Entries with figure data:
####################

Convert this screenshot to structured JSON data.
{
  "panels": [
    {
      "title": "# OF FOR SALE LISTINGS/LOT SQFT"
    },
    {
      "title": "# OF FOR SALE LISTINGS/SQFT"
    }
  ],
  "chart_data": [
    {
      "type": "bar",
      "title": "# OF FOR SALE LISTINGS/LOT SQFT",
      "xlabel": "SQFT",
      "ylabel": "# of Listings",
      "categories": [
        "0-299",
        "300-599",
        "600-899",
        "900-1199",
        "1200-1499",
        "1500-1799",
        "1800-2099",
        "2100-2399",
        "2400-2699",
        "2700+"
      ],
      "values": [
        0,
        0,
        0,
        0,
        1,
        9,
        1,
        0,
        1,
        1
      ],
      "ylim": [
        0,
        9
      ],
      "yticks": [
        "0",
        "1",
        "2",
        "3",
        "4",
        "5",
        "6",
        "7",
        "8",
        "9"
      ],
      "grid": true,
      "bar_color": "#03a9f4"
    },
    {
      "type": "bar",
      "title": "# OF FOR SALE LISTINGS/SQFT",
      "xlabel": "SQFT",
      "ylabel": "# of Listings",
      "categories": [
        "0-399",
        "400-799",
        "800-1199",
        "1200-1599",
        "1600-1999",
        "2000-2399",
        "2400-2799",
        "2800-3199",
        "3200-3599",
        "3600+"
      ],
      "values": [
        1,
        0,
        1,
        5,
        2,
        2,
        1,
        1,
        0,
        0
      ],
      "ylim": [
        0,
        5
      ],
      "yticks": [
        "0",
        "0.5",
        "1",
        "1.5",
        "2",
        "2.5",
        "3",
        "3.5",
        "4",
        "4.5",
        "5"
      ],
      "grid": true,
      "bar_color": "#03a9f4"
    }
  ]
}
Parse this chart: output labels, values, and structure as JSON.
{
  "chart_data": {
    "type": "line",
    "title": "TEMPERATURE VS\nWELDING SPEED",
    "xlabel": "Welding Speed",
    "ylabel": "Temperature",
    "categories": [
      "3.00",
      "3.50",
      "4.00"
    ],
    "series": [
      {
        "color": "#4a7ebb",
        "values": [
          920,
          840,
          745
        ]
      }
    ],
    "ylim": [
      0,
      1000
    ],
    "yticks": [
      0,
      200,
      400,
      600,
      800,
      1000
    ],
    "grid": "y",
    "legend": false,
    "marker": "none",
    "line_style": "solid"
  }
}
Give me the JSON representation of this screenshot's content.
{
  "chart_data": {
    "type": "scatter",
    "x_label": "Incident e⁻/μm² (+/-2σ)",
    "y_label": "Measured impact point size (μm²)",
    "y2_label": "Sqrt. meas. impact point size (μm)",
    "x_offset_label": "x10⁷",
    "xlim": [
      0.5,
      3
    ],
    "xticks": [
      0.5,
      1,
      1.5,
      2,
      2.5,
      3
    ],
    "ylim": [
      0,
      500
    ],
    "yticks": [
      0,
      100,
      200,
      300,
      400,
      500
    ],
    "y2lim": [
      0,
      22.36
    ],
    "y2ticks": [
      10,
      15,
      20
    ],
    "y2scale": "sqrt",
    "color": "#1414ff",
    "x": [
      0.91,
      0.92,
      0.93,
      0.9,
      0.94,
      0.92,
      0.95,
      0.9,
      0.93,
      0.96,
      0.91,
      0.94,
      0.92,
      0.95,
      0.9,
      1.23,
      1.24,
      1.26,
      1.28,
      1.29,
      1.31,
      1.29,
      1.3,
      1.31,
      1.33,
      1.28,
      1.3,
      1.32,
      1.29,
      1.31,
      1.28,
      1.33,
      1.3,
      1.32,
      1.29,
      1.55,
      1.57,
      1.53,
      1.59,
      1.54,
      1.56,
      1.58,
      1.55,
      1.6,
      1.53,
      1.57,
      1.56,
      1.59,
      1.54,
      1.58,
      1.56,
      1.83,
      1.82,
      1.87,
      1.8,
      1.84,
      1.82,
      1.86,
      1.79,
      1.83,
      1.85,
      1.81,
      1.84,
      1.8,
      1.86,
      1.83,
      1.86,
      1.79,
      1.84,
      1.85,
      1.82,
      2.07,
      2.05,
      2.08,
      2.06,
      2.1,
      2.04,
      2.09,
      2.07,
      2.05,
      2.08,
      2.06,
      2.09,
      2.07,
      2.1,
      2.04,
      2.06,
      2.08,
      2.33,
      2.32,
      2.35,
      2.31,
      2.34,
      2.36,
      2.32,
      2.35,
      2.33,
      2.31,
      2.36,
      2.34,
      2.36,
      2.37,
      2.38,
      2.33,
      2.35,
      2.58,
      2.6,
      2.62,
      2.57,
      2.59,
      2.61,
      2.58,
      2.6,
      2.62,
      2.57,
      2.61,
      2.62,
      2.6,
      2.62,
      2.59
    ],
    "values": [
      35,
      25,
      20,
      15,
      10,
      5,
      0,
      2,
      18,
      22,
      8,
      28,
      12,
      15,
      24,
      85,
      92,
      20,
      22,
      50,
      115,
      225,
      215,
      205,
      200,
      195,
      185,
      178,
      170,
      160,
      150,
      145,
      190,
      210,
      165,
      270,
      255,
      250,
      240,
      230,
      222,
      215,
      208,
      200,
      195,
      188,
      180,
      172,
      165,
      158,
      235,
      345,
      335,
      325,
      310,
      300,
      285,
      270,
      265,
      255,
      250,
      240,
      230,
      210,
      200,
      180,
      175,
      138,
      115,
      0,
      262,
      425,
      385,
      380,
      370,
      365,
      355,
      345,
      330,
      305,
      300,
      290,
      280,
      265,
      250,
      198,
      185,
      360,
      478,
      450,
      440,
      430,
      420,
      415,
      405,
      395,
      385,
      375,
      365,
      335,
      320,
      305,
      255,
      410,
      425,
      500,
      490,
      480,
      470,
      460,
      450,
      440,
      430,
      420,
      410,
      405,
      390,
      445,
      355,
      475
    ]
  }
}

####################

Work to complete:
Give a word-for-word copy of the records.

Solution:
Convert this screenshot to structured JSON data.
{
  "panels": [
    {
      "title": "# OF FOR SALE LISTINGS/LOT SQFT"
    },
    {
      "title": "# OF FOR SALE LISTINGS/SQFT"
    }
  ],
  "chart_data": [
    {
      "type": "bar",
      "title": "# OF FOR SALE LISTINGS/LOT SQFT",
      "xlabel": "SQFT",
      "ylabel": "# of Listings",
      "categories": [
        "0-299",
        "300-599",
        "600-899",
        "900-1199",
        "1200-1499",
        "1500-1799",
        "1800-2099",
        "2100-2399",
        "2400-2699",
        "2700+"
      ],
      "values": [
        0,
        0,
        0,
        0,
        1,
        9,
        1,
        0,
        1,
        1
      ],
      "ylim": [
        0,
        9
      ],
      "yticks": [
        "0",
        "1",
        "2",
        "3",
        "4",
        "5",
        "6",
        "7",
        "8",
        "9"
      ],
      "grid": true,
      "bar_color": "#03a9f4"
    },
    {
      "type": "bar",
      "title": "# OF FOR SALE LISTINGS/SQFT",
      "xlabel": "SQFT",
      "ylabel": "# of Listings",
      "categories": [
        "0-399",
        "400-799",
        "800-1199",
        "1200-1599",
        "1600-1999",
        "2000-2399",
        "2400-2799",
        "2800-3199",
        "3200-3599",
        "3600+"
      ],
      "values": [
        1,
        0,
        1,
        5,
        2,
        2,
        1,
        1,
        0,
        0
      ],
      "ylim": [
        0,
        5
      ],
      "yticks": [
        "0",
        "0.5",
        "1",
        "1.5",
        "2",
        "2.5",
        "3",
        "3.5",
        "4",
        "4.5",
        "5"
      ],
      "grid": true,
      "bar_color": "#03a9f4"
    }
  ]
}
Parse this chart: output labels, values, and structure as JSON.
{
  "chart_data": {
    "type": "line",
    "title": "TEMPERATURE VS\nWELDING SPEED",
    "xlabel": "Welding Speed",
    "ylabel": "Temperature",
    "categories": [
      "3.00",
      "3.50",
      "4.00"
    ],
    "series": [
      {
        "color": "#4a7ebb",
        "values": [
          920,
          840,
          745
        ]
      }
    ],
    "ylim": [
      0,
      1000
    ],
    "yticks": [
      0,
      200,
      400,
      600,
      800,
      1000
    ],
    "grid": "y",
    "legend": false,
    "marker": "none",
    "line_style": "solid"
  }
}
Give me the JSON representation of this screenshot's content.
{
  "chart_data": {
    "type": "scatter",
    "x_label": "Incident e⁻/μm² (+/-2σ)",
    "y_label": "Measured impact point size (μm²)",
    "y2_label": "Sqrt. meas. impact point size (μm)",
    "x_offset_label": "x10⁷",
    "xlim": [
      0.5,
      3
    ],
    "xticks": [
      0.5,
      1,
      1.5,
      2,
      2.5,
      3
    ],
    "ylim": [
      0,
      500
    ],
    "yticks": [
      0,
      100,
      200,
      300,
      400,
      500
    ],
    "y2lim": [
      0,
      22.36
    ],
    "y2ticks": [
      10,
      15,
      20
    ],
    "y2scale": "sqrt",
    "color": "#1414ff",
    "x": [
      0.91,
      0.92,
      0.93,
      0.9,
      0.94,
      0.92,
      0.95,
      0.9,
      0.93,
      0.96,
      0.91,
      0.94,
      0.92,
      0.95,
      0.9,
      1.23,
      1.24,
      1.26,
      1.28,
      1.29,
      1.31,
      1.29,
      1.3,
      1.31,
      1.33,
      1.28,
      1.3,
      1.32,
      1.29,
      1.31,
      1.28,
      1.33,
      1.3,
      1.32,
      1.29,
      1.55,
      1.57,
      1.53,
      1.59,
      1.54,
      1.56,
      1.58,
      1.55,
      1.6,
      1.53,
      1.57,
      1.56,
      1.59,
      1.54,
      1.58,
      1.56,
      1.83,
      1.82,
      1.87,
      1.8,
      1.84,
      1.82,
      1.86,
      1.79,
      1.83,
      1.85,
      1.81,
      1.84,
      1.8,
      1.86,
      1.83,
      1.86,
      1.79,
      1.84,
      1.85,
      1.82,
      2.07,
      2.05,
      2.08,
      2.06,
      2.1,
      2.04,
      2.09,
      2.07,
      2.05,
      2.08,
      2.06,
      2.09,
      2.07,
      2.1,
      2.04,
      2.06,
      2.08,
      2.33,
      2.32,
      2.35,
      2.31,
      2.34,
      2.36,
      2.32,
      2.35,
      2.33,
      2.31,
      2.36,
      2.34,
      2.36,
      2.37,
      2.38,
      2.33,
      2.35,
      2.58,
      2.6,
      2.62,
      2.57,
      2.59,
      2.61,
      2.58,
      2.6,
      2.62,
      2.57,
      2.61,
      2.62,
      2.6,
      2.62,
      2.59
    ],
    "values": [
      35,
      25,
      20,
      15,
      10,
      5,
      0,
      2,
      18,
      22,
      8,
      28,
      12,
      15,
      24,
      85,
      92,
      20,
      22,
      50,
      115,
      225,
      215,
      205,
      200,
      195,
      185,
      178,
      170,
      160,
      150,
      145,
      190,
      210,
      165,
      270,
      255,
      250,
      240,
      230,
      222,
      215,
      208,
      200,
      195,
      188,
      180,
      172,
      165,
      158,
      235,
      345,
      335,
      325,
      310,
      300,
      285,
      270,
      265,
      255,
      250,
      240,
      230,
      210,
      200,
      180,
      175,
      138,
      115,
      0,
      262,
      425,
      385,
      380,
      370,
      365,
      355,
      345,
      330,
      305,
      300,
      290,
      280,
      265,
      250,
      198,
      185,
      360,
      478,
      450,
      440,
      430,
      420,
      415,
      405,
      395,
      385,
      375,
      365,
      335,
      320,
      305,
      255,
      410,
      425,
      500,
      490,
      480,
      470,
      460,
      450,
      440,
      430,
      420,
      410,
      405,
      390,
      445,
      355,
      475
    ]
  }
}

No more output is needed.